Using the forum post about syslog host names below, decide whether each statement agrees with it. Answer yes or no for each, and quote the exact words of the post that decide it. 1. The F5 appliances send their LTM logs over 514/tcp. 2. Splunk sets the host value of these logs to tmm1. 3. The poster knows which of the F5's IP addresses sends the logs.
Top of Document segment
Getting Data In

Original submitting IP for syslog (514/udp) - lost or just hard to find?

gowen
Path Finder

We have multiple F5 appliances submitting their LTM logs via syslog (514/udp). The logs always have the following line format, with "tmm" or "tmm1" being a generic F5 thing rather than the actual hostname:

Oct 19 15:07:47 tmm1 info tmm1[27478]: ...

Splunk is extracting that first 'tmm1' as the hostname and setting host=tmm1. The problem is, since we have multiple F5s submitting logs, they're all grouped as host=tmm1.

1) I don't see the original IP that submitted the syslog entry stored anywhere, which amazes me, because it implies someone could spoof messages and get them rewritten to belong to another host quite easily. Please tell me where I'm missing the original submitting IP?

2) If I can figure out the original submitting IP*, I can use props and transforms to set the host, but is there a way to simply tell Splunk that the submitting IP is the host and not to try and suss it out from the log entries?

  • without knowing the answer to #1, I don't actually know the original submitting IP at this time. The F5 has a dozen IP addresses associated with it, and I don't know which one it is using to send the logs over - it is not, of course, the "main" address that the web GUI sits on.
Bottom of Document segment
Top of Provided records
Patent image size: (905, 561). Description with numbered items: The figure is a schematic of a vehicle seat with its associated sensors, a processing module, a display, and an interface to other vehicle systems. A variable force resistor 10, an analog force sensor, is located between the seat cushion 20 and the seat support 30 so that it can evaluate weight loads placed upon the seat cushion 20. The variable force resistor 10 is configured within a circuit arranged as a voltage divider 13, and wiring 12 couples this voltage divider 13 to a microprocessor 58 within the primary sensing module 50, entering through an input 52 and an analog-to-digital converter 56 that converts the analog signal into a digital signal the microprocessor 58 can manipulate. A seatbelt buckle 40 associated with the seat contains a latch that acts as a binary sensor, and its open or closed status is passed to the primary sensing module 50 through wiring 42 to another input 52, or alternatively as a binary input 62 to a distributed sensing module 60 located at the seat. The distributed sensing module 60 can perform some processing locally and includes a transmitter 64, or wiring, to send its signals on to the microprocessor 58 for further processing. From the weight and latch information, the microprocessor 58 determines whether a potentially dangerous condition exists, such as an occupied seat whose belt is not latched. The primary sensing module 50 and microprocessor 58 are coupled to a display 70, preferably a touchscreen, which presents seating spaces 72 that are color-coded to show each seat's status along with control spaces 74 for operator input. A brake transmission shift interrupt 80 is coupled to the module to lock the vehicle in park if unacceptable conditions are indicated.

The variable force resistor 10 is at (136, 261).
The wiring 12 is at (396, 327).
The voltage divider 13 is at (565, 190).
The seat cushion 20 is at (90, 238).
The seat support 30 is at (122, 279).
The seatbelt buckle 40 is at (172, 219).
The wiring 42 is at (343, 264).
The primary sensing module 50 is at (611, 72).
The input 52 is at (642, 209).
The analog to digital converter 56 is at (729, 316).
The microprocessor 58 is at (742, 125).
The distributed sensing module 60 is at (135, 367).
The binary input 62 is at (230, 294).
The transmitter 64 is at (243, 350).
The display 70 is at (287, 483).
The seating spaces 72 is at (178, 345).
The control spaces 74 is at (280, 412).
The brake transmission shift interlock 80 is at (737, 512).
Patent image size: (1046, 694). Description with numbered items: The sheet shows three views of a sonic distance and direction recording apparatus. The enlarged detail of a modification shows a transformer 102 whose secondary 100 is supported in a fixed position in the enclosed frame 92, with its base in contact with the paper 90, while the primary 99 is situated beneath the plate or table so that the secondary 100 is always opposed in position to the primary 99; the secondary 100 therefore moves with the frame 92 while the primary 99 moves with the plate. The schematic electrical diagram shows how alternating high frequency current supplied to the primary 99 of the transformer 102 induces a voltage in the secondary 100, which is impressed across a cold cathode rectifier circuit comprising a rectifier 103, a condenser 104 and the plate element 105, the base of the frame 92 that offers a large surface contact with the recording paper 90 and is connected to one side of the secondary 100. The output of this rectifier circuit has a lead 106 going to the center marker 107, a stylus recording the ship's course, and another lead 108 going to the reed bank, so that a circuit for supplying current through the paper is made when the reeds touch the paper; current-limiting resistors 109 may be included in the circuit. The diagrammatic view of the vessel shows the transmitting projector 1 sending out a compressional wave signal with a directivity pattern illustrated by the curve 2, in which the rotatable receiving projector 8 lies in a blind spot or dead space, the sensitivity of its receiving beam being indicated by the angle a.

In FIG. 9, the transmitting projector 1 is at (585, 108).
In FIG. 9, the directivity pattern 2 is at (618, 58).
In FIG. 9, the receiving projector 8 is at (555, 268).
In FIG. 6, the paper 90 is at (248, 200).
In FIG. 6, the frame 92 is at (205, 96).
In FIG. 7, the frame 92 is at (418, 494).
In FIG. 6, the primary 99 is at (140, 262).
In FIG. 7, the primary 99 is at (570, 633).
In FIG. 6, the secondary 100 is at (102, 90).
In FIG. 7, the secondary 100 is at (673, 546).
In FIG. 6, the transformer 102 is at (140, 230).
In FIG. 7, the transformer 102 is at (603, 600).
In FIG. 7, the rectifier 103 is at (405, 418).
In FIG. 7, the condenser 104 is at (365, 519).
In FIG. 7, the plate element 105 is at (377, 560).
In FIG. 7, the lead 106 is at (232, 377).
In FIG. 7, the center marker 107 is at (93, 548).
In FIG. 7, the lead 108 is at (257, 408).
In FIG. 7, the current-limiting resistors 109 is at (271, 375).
Bottom of Provided records
(Answer below):
1. No: "We have multiple F5 appliances submitting their LTM logs via syslog (514/udp)."
2. Yes: "Splunk is extracting that first 'tmm1' as the hostname and setting host=tmm1."
3. No: "I don't know which one it is using to send the logs over"